* _Written task_:
Across the entries, how many lines have the string "simmifoundation" in them? Reply with only a number.

====== Records for this task

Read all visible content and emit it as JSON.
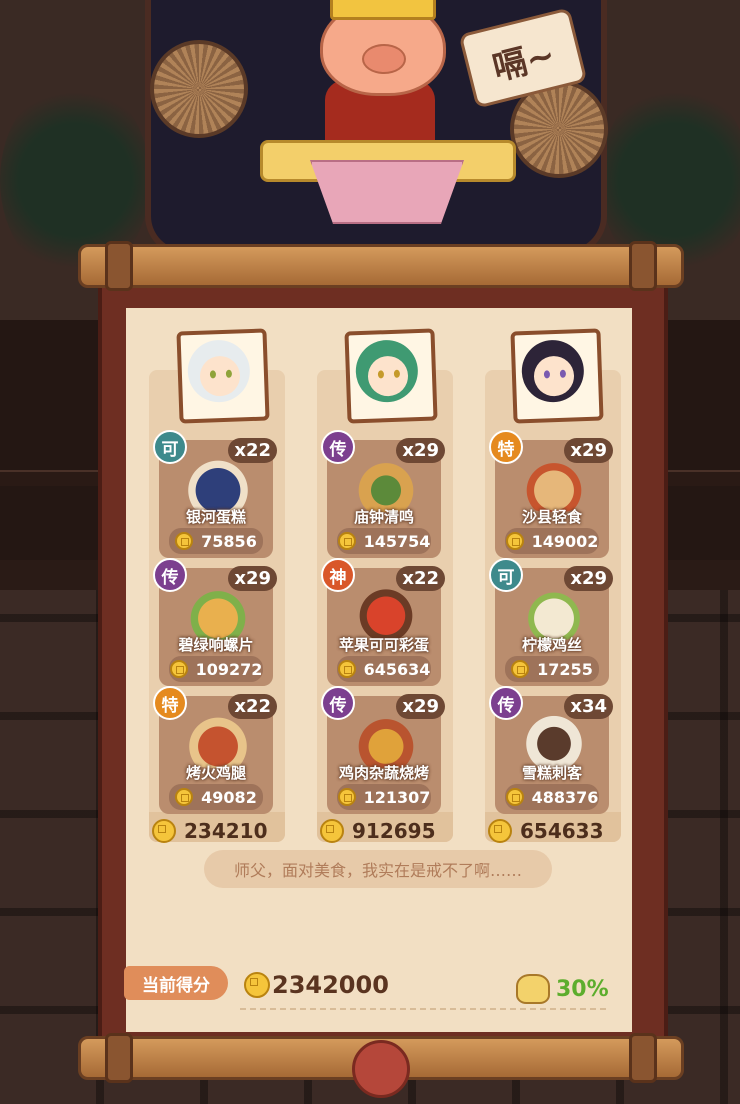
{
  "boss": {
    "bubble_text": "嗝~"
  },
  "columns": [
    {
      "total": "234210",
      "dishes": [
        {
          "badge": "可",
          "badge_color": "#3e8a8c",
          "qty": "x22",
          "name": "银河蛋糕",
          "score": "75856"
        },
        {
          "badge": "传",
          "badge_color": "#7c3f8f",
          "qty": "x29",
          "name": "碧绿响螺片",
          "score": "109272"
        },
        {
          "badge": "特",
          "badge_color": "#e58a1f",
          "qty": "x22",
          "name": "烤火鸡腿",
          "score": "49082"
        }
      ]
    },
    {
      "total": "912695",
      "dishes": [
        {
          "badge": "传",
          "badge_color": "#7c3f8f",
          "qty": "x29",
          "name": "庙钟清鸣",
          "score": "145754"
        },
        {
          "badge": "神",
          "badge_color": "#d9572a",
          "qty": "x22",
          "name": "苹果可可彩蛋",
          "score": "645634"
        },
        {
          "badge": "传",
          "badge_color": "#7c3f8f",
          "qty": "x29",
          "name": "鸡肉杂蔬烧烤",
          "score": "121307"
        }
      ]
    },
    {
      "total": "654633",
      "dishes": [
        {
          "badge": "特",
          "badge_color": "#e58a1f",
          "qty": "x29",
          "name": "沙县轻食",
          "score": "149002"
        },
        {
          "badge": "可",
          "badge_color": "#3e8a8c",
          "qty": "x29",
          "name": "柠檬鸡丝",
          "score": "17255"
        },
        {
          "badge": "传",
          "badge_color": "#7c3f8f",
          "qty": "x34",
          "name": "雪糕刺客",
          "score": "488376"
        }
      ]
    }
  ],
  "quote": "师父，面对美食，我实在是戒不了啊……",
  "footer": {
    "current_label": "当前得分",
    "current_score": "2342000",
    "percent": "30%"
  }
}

============
====== Records for this task

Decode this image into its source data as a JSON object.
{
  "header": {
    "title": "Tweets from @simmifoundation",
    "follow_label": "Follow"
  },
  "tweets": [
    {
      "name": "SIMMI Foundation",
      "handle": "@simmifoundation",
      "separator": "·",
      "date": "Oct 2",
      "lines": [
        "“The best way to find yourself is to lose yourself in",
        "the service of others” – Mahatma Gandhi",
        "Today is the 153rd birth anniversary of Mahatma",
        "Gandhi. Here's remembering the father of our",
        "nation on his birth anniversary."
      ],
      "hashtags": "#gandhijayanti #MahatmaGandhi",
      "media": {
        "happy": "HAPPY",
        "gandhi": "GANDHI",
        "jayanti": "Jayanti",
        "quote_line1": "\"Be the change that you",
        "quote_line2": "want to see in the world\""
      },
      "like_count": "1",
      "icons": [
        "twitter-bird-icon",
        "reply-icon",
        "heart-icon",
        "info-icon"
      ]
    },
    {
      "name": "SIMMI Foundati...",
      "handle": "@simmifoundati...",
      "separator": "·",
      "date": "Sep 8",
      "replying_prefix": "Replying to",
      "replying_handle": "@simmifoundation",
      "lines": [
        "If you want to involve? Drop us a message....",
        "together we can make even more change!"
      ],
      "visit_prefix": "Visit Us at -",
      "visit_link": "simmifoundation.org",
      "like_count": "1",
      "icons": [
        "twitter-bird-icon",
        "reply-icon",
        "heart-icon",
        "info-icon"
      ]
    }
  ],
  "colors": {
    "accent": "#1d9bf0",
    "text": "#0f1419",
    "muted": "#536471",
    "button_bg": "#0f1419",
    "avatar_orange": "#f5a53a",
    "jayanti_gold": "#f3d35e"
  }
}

============

* _Exercise solution_:
4